-- Job --
Take the data below and repeat it exactly.

-- Stored data --
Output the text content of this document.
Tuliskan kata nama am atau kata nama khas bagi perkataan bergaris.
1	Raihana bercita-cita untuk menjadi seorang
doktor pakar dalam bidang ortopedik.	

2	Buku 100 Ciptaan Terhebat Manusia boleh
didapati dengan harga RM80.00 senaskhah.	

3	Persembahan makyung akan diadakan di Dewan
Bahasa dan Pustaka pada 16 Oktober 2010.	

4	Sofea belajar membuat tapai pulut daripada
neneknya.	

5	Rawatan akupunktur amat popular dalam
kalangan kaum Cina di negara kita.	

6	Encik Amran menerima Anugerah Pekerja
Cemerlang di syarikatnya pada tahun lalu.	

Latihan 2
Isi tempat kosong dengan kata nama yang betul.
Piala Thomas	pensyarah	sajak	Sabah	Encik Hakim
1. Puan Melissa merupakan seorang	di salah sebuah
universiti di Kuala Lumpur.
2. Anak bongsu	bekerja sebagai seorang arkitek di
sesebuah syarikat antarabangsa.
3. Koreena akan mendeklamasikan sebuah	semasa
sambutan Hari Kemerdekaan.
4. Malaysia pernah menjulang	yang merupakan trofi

-- Written response --
Output the text content of this document.
Tuliskan kata nama am atau kata nama khas bagi perkataan bergaris.
1	Raihana bercita-cita untuk menjadi seorang
doktor pakar dalam bidang ortopedik.	

2	Buku 100 Ciptaan Terhebat Manusia boleh
didapati dengan harga RM80.00 senaskhah.	

3	Persembahan makyung akan diadakan di Dewan
Bahasa dan Pustaka pada 16 Oktober 2010.	

4	Sofea belajar membuat tapai pulut daripada
neneknya.	

5	Rawatan akupunktur amat popular dalam
kalangan kaum Cina di negara kita.	

6	Encik Amran menerima Anugerah Pekerja
Cemerlang di syarikatnya pada tahun lalu.	

Latihan 2
Isi tempat kosong dengan kata nama yang betul.
Piala Thomas	pensyarah	sajak	Sabah	Encik Hakim
1. Puan Melissa merupakan seorang	di salah sebuah
universiti di Kuala Lumpur.
2. Anak bongsu	bekerja sebagai seorang arkitek di
sesebuah syarikat antarabangsa.
3. Koreena akan mendeklamasikan sebuah	semasa
sambutan Hari Kemerdekaan.
4. Malaysia pernah menjulang	yang merupakan trofi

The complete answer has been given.